Aim — Check each line of the material below, and copy it if it holds the string "associated".

------------------------------------------------------------

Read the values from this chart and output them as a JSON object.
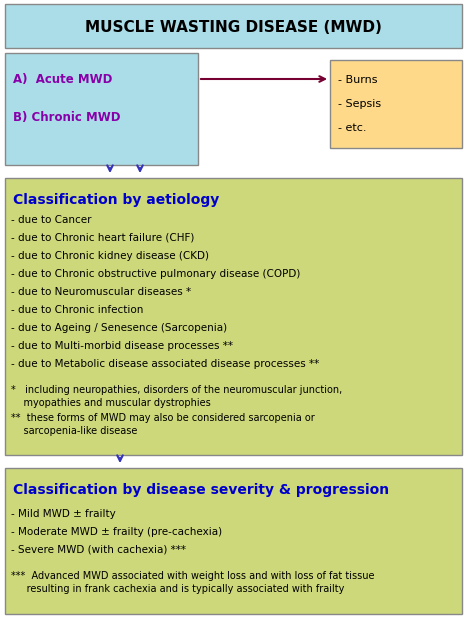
{
  "title": "MUSCLE WASTING DISEASE (MWD)",
  "title_bg": "#aadde8",
  "title_color": "#000000",
  "top_box_bg": "#aadde8",
  "top_box_border": "#888888",
  "top_box_text_a": "A)  Acute MWD",
  "top_box_text_b": "B) Chronic MWD",
  "top_box_text_color": "#8800aa",
  "burns_box_bg": "#ffd98a",
  "burns_box_border": "#888888",
  "burns_box_lines": [
    "- Burns",
    "- Sepsis",
    "- etc."
  ],
  "burns_box_text_color": "#000000",
  "arrow_color": "#770033",
  "mid_box_bg": "#cdd87a",
  "mid_box_border": "#888888",
  "mid_title": "Classification by aetiology",
  "mid_title_color": "#0000cc",
  "mid_lines": [
    "- due to Cancer",
    "- due to Chronic heart failure (CHF)",
    "- due to Chronic kidney disease (CKD)",
    "- due to Chronic obstructive pulmonary disease (COPD)",
    "- due to Neuromuscular diseases *",
    "- due to Chronic infection",
    "- due to Ageing / Senesence (Sarcopenia)",
    "- due to Multi-morbid disease processes **",
    "- due to Metabolic disease associated disease processes **"
  ],
  "mid_footnote1a": "*   including neuropathies, disorders of the neuromuscular junction,",
  "mid_footnote1b": "    myopathies and muscular dystrophies",
  "mid_footnote2a": "**  these forms of MWD may also be considered sarcopenia or",
  "mid_footnote2b": "    sarcopenia-like disease",
  "mid_text_color": "#000000",
  "bot_box_bg": "#cdd87a",
  "bot_box_border": "#888888",
  "bot_title": "Classification by disease severity & progression",
  "bot_title_color": "#0000cc",
  "bot_lines": [
    "- Mild MWD ± frailty",
    "- Moderate MWD ± frailty (pre-cachexia)",
    "- Severe MWD (with cachexia) ***"
  ],
  "bot_footnote1": "***  Advanced MWD associated with weight loss and with loss of fat tissue",
  "bot_footnote2": "     resulting in frank cachexia and is typically associated with frailty",
  "bot_text_color": "#000000",
  "vert_arrow_color": "#3333bb",
  "figsize": [
    4.67,
    6.19
  ],
  "dpi": 100
}
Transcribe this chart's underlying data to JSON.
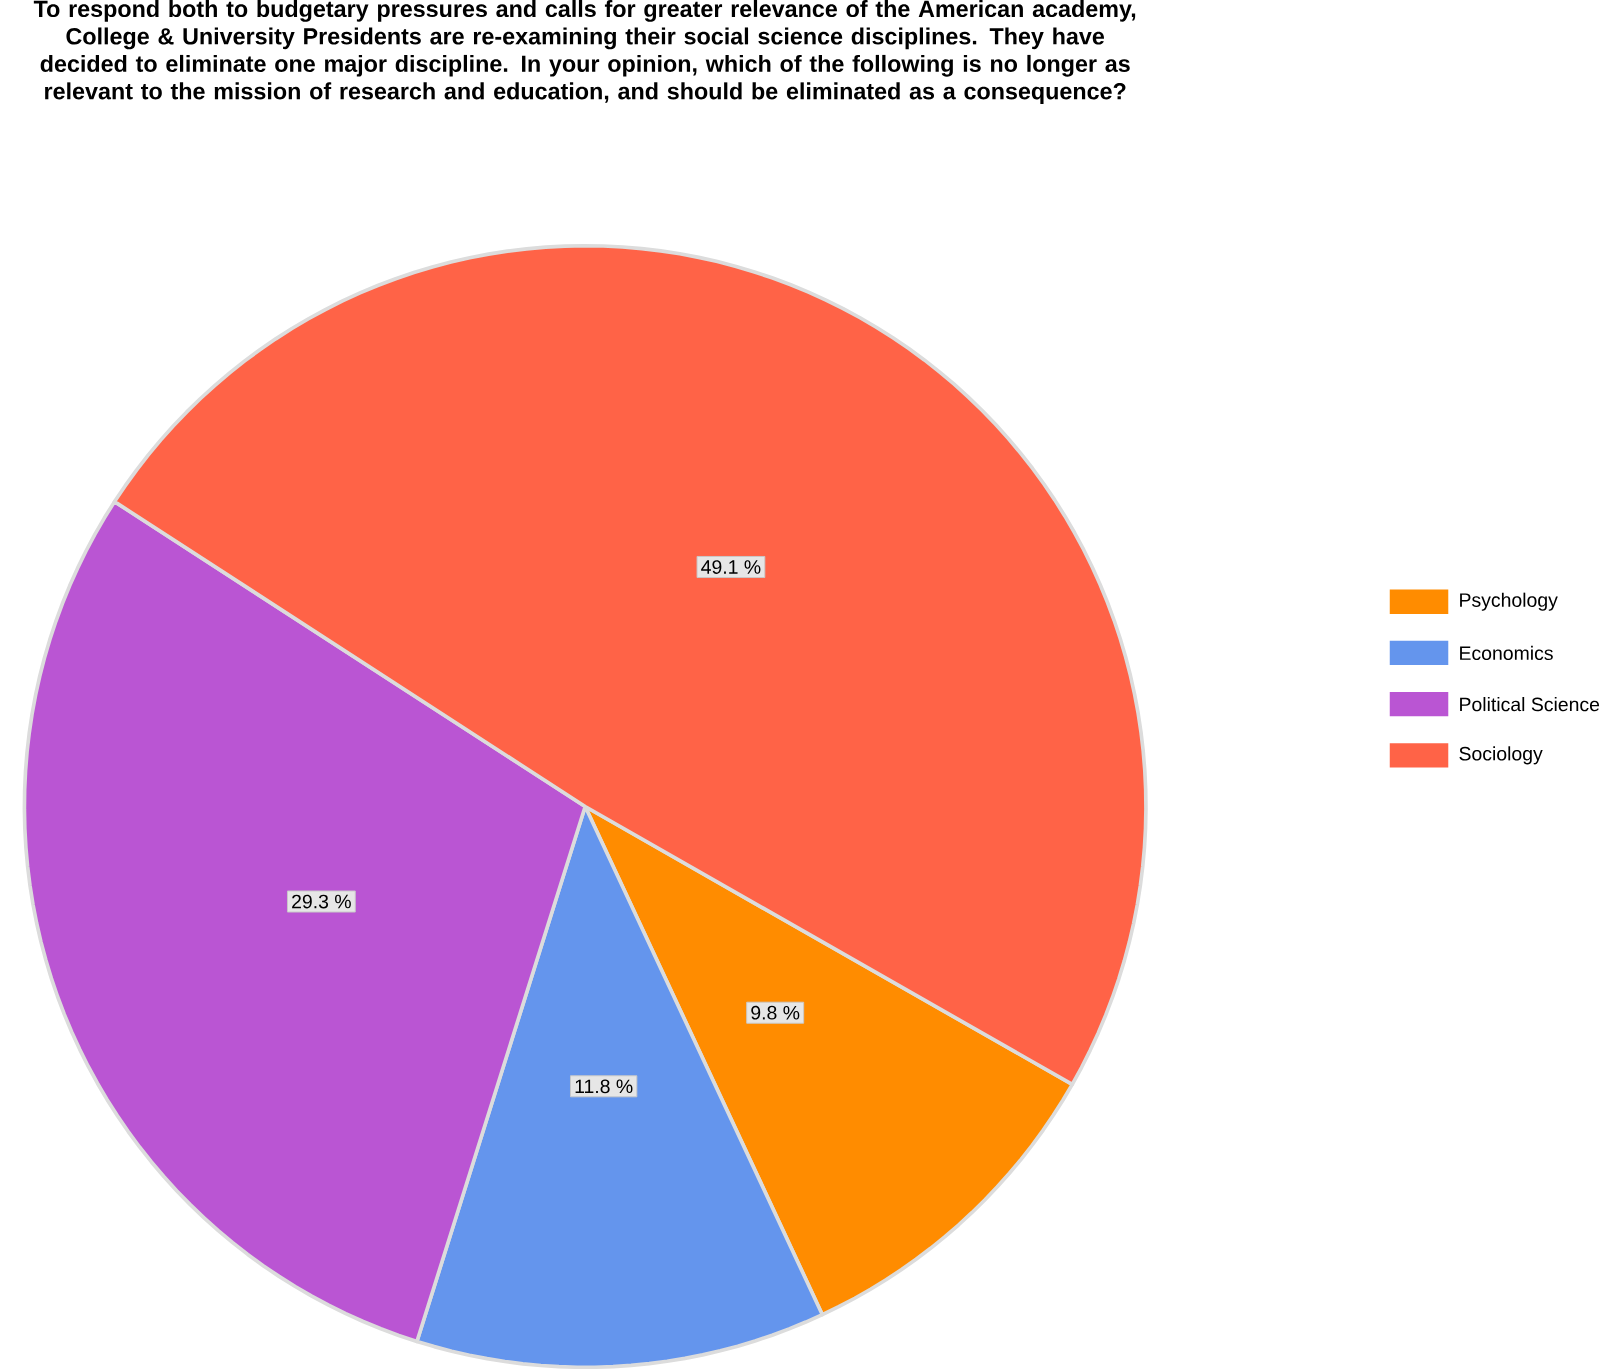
{
  "chart_data": {
    "type": "pie",
    "title": "To respond both to budgetary pressures and calls for greater relevance of the American academy, College & University Presidents are re-examining their social science disciplines. They have decided to eliminate one major discipline. In your opinion, which of the following is no longer as relevant to the mission of research and education, and should be eliminated as a consequence?",
    "categories": [
      "Psychology",
      "Economics",
      "Political Science",
      "Sociology"
    ],
    "values": [
      9.8,
      11.8,
      29.3,
      49.1
    ],
    "colors": [
      "#ff8c00",
      "#6495ed",
      "#ba55d3",
      "#ff6347"
    ],
    "value_labels": [
      "9.8 %",
      "11.8 %",
      "29.3 %",
      "49.1 %"
    ],
    "legend": "right"
  }
}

------------------------------------------------------------

Correct result —
    "- due to Metabolic disease associated disease processes **"
  "bot_footnote1": "***  Advanced MWD associated with weight loss and with loss of fat tissue",
  "bot_footnote2": "     resulting in frank cachexia and is typically associated with frailty",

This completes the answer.